*What the exercise asks:* Extract all lines that hold "kaszálatlan" from the records below.

— START OF Supplied information —

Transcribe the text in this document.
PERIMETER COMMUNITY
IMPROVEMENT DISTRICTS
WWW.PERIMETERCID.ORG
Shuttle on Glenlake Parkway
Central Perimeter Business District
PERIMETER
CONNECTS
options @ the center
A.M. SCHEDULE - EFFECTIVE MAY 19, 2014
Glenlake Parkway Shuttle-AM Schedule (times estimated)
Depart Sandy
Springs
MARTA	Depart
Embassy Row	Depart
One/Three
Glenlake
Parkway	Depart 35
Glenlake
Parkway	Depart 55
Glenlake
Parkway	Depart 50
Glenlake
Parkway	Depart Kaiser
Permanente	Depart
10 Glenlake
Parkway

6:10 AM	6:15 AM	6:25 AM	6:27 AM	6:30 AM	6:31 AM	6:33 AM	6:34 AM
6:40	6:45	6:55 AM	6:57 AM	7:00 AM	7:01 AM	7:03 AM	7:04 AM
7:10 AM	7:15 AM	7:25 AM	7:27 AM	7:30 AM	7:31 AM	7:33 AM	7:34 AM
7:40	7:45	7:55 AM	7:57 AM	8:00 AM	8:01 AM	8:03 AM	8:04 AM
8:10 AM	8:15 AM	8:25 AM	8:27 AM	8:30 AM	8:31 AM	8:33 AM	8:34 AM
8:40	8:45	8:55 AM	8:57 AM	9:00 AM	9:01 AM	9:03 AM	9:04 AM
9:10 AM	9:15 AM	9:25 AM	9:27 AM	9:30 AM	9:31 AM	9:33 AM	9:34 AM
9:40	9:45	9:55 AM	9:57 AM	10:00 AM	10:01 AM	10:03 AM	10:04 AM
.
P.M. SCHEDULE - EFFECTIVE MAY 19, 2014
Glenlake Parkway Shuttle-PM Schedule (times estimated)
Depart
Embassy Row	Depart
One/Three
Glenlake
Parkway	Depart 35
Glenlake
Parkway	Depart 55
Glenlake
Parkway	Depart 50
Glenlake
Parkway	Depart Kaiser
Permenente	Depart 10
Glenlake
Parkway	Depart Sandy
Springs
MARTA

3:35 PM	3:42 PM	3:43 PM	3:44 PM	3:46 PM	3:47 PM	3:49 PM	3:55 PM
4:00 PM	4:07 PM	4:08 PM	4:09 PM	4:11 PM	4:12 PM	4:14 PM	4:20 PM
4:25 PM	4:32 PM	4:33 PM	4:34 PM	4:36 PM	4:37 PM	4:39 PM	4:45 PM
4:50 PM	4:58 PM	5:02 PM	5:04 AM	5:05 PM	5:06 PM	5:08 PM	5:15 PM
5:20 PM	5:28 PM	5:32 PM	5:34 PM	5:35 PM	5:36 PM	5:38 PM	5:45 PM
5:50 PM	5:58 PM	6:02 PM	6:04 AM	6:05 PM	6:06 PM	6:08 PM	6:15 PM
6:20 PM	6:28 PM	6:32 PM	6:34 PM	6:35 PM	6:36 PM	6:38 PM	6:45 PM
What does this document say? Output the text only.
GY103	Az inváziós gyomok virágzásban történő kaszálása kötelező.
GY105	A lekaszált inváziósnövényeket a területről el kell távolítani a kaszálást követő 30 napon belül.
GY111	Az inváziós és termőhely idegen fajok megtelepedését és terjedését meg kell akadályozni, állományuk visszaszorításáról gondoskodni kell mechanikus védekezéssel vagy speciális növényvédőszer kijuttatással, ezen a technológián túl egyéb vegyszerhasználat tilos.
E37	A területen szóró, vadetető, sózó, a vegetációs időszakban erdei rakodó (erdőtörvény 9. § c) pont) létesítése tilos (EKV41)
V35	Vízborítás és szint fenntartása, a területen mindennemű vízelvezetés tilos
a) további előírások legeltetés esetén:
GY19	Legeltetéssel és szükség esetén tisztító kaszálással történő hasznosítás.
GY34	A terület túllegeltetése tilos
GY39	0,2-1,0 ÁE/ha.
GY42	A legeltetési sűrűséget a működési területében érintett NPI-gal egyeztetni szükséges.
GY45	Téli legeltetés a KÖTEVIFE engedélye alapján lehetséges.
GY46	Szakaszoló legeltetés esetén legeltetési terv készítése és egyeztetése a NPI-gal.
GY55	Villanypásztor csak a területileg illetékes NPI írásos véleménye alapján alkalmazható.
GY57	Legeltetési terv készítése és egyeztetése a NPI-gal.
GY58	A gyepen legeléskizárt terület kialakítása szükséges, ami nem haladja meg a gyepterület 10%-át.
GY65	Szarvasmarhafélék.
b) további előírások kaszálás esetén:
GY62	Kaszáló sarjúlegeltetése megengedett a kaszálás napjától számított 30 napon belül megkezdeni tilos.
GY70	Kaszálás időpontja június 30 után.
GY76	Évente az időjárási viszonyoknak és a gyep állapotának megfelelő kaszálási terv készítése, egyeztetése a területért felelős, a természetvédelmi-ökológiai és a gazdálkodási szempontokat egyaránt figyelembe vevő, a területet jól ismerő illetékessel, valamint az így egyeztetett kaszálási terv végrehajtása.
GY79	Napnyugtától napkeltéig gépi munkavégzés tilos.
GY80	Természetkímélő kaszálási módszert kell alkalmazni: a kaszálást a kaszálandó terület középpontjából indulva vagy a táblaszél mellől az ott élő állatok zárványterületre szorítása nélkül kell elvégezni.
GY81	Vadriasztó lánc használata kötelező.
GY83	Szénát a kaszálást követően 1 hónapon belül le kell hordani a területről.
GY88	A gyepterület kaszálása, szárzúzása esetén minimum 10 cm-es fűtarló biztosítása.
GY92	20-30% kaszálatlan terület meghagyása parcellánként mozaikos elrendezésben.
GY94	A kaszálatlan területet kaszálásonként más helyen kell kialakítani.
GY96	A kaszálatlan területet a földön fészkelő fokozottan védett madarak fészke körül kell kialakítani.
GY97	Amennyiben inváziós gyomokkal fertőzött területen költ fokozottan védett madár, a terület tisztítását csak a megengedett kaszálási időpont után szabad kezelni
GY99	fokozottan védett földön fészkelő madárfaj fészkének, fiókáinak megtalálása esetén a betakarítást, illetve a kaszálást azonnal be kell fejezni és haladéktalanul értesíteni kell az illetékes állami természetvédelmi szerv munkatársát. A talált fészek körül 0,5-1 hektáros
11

— END OF Supplied information —
— START OF Supplied information —

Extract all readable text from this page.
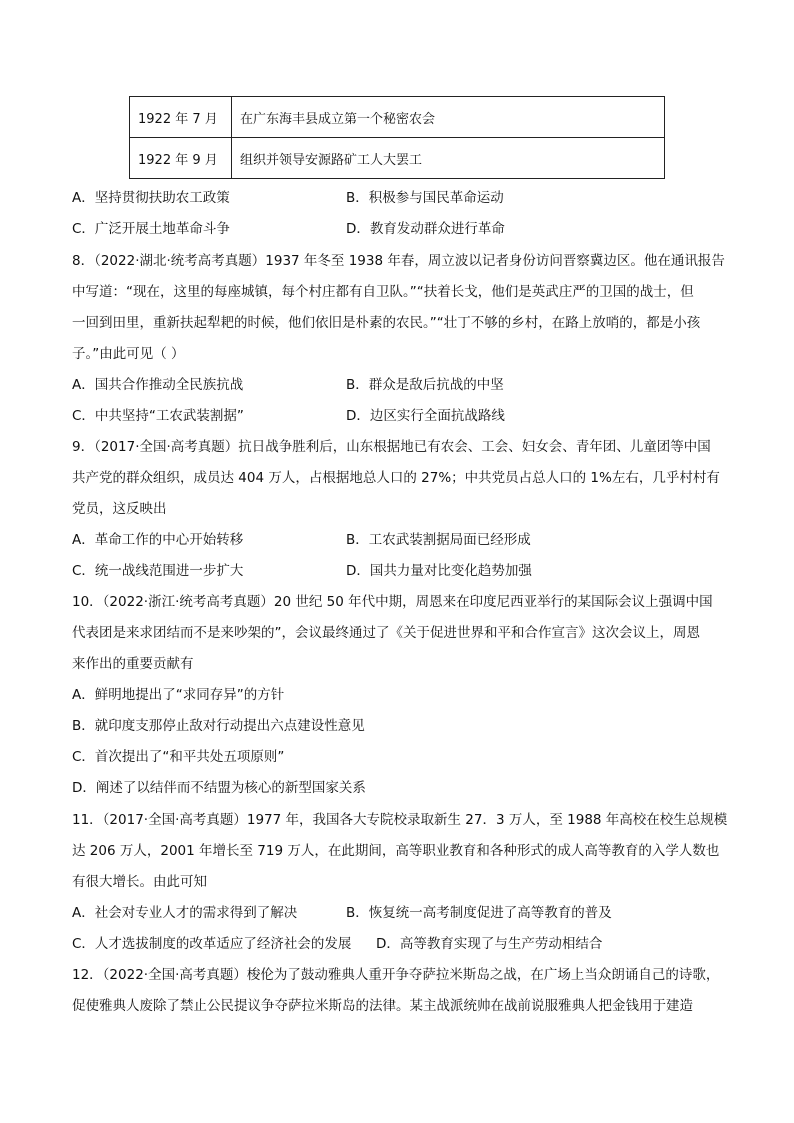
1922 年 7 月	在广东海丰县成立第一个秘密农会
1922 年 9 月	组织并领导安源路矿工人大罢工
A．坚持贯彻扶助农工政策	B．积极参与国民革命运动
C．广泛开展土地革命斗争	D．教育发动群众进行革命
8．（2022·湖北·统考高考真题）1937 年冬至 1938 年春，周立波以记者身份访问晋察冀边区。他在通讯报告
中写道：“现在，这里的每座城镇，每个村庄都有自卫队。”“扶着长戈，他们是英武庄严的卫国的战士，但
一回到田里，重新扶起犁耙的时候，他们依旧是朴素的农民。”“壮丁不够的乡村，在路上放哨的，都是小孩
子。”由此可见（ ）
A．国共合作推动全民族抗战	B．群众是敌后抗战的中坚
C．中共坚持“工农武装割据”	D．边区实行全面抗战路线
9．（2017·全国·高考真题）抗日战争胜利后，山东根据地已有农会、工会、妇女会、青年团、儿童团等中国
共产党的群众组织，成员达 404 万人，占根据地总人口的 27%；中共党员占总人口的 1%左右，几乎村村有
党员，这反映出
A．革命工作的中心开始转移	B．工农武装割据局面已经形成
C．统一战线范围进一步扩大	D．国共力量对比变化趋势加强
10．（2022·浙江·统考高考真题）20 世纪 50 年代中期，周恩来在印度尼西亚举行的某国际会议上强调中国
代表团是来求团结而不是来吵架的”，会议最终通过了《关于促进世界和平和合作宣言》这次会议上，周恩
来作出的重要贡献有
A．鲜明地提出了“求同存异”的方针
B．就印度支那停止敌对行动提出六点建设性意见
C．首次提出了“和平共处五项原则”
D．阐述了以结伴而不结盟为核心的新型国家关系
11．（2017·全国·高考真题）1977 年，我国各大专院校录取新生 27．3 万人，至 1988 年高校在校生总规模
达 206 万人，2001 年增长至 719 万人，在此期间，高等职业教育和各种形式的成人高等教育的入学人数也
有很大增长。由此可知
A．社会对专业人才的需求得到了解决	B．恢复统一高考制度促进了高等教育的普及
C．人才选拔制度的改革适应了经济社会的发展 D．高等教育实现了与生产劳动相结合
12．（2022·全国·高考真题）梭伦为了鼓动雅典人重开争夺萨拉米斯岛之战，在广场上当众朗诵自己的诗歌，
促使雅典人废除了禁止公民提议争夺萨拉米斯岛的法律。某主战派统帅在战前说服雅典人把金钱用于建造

— END OF Supplied information —
— START OF Supplied information —

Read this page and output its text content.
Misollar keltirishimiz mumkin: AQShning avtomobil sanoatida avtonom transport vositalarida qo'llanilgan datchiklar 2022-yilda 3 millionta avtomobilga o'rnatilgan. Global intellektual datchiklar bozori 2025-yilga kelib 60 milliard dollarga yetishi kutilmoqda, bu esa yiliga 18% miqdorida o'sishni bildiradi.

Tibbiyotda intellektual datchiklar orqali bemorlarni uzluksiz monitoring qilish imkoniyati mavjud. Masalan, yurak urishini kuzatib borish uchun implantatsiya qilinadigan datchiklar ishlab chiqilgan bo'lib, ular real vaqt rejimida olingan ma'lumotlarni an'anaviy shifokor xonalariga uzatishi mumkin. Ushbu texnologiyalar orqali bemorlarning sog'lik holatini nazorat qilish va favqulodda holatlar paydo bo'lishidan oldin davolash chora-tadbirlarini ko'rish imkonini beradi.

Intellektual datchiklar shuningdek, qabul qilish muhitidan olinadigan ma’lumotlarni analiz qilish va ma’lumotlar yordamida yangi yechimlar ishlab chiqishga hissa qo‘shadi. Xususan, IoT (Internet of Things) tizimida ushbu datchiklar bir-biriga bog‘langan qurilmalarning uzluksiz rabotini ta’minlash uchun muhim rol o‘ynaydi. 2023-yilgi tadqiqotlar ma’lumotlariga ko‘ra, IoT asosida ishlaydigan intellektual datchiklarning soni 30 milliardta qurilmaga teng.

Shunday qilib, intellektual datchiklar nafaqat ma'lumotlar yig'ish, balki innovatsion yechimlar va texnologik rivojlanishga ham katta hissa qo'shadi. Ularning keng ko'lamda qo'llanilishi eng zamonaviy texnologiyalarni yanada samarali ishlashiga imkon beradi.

— END OF Supplied information —

*Exercise response:*
GY92	20-30% kaszálatlan terület meghagyása parcellánként mozaikos elrendezésben.
GY94	A kaszálatlan területet kaszálásonként más helyen kell kialakítani.
GY96	A kaszálatlan területet a földön fészkelő fokozottan védett madarak fészke körül kell kialakítani.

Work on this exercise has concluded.